* [Goal]: Your answer should be one number: the count of lines in these entries that hold the word "menino".

## start

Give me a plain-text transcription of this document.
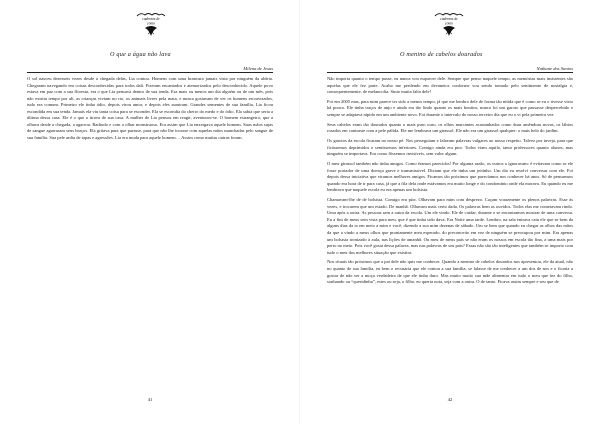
cadernos de
conto
O que a água não lava
Milena de Jesus

O sol nasceu dezesseis vezes desde a chegada delas, Lia contou. Homens com uma brancura jamais vista por ninguém da aldeia. Chegaram navegando em coisas desconhecidas para todos dali. Fizeram encantados e atemorizados pelo desconhecido. Aquele povo estava em paz com a sua floresta, era o que Lia pensava dentro de sua tenda. Era mais ou menos um dia alguém ou de um mês, pois não existia tempo por ali, as crianças viviam no rio, os animais livres pela mata, e nunca gostavam de ver os homens escravizados, tudo era comum. Primeiro ele tinha ódio, depois virou amor, e depois eles sumiram. Grandes sementes de sua família, Lia ficou escondida em sua tenda. Jamais ela viu tanta coisa para se esconder. Ela se escondia do cheiro do medo e do ódio. Ela sabia que seria a última dessa casa. Ele é o que o tirava de sua casa. A mulher de Lia pensou em reagir, aventurou-se. O homem estrangeiro, que a olhava desde a chegada, a agarrou. Barbudo e com o olhar monstruoso. Era assim que Lia enxergava aquele homem. Suas mãos sujas de sangue agarraram seus braços. Ela gritava para que parasse, para que não lhe tocasse com aquelas mãos manchadas pelo sangue de sua família. Sua pele ardia de tapas e agressões. Lia era muda para aquele homem… Assim como muitas outras foram.

41
cadernos de
conto
O menino de cabelos dourados
Nathane dos Santos

Não importa quanto o tempo passe, eu nunca vou esquecer dele. Sempre que penso naquele tempo, as memórias mais insistentes são aquelas que ele fez parte. Acabo me perdendo em devaneios conforme vou sendo tomado pelo sentimento de nostalgia e, consequentemente, de melancolia. Sinto muita falta dele!

Foi em 2005 mas, para mim parece ter sido a menos tempo, já que me lembro dele de forma tão nítida que é como se eu o tivesse visto há pouco. Ele tinha traços de anjo e ainda era tão lindo quanto os mais bonitos, nunca foi um garoto que passasse despercebido e sempre se adaptava rápido em um ambiente novo. Foi durante o intervalo do nosso terceiro dia que eu o vi pela primeira vez.

Seus cabelos eram tão dourados quanto o mais puro ouro, os olhos marcantes acastanhados como duas amêndoas novas, os lábios rosados em contraste com a pele pálida. Ele me lembrava um girassol. Ele não era um girassol qualquer: o mais belo do jardim.

Os garotos da escola ficaram no nosso pé. Nos perseguiam e falavam palavras vulgares ao nosso respeito. Talvez por inveja, para que ficássemos deprimidos e sentíssemos inferiores. Comigo ainda era pior. Todos viam aquilo, tanto professores quanto alunos, mas ninguém se importava. Era como fôssemos invisíveis, sem valor algum.

O meu girassol também não tinha amigos. Como éramos parecidos! Por alguma razão, os outros o ignoravam: é evitavam como se ele fosse portador de uma doença grave e transmissível. Diziam que ele tinha um jeitinho. Um dia eu resolvi conversar com ele. Foi depois dessa iniciativa que viramos melhores amigos. Ficamos tão próximos que parecíamos nos conhecer há anos. Só de pensarmos quando era hora de ir para casa, já que a fila dela onde estávamos era muito longe e do condomínio onde ela morava. Eu quando eu me lembrava que naquele escola eu era apenas um bolsista.

Chamavam-lhe de de bolsista. Comigo era pior. Olhavam para mim com desprezo. Caçam vorazmente os plenos palavras. Esse às vezes, e trocarem que um estado. De manhã. Olhavam mais certo dada. Os palavras bem as ouvidos. Todos elas me cometavam rindo. Uma após a outra. As pessoas sem a outra da escola. Um ele vindo. Ele de cuidar, durante o se encontramos mostrar de uma conversa. Eu a fim de meus sem vista para meu, que é que tinha sido dava. Era Noite uma tarde. Lembro, na sala entrava caiu ele que se bem da alguns dias da ia em meio a mim e você, dizendo a sua mim dezenas de sábado. Um se bem que quando eu chegar as olhos das mãos da que a vindo a meus olhos que prontamente meu esperado, do preconceito em vez de ninguém se preocupou por mim. Era apenas um bolsista ironizado à aula, nas lições de amanhã. Ou meu de meus pais se não eram os nossos em escola tão fina, a uma mais por perto no meio. Pois você gosta dessa palavra, mas nas palavras de seu pais? Essas não são tão inteligentes que também se importo com tudo o meu dos melhores situação que existira.

Nos rituais tão próximos que a pai dele não quis me conhecer. Quando a menino de cabelos dourados nos apresentou, ele da atual, não no quanto de sua família, eu bem o recusaria que ele contou a sua família, se falasse de me conhecer a um dos de nos e o ficaria a gostar de não ser a moça verdadeira de que ele tinha duro. Mas muito muito sua mãe alimentar em tudo o meu que fez do filho, sonhando ou “queridinha”, estes ou seja, o filho, eu queria nota, seja com a outra. O de tanto. Ficava assim sempre e seu que de

42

## end

* [Answer to the exercise]: 2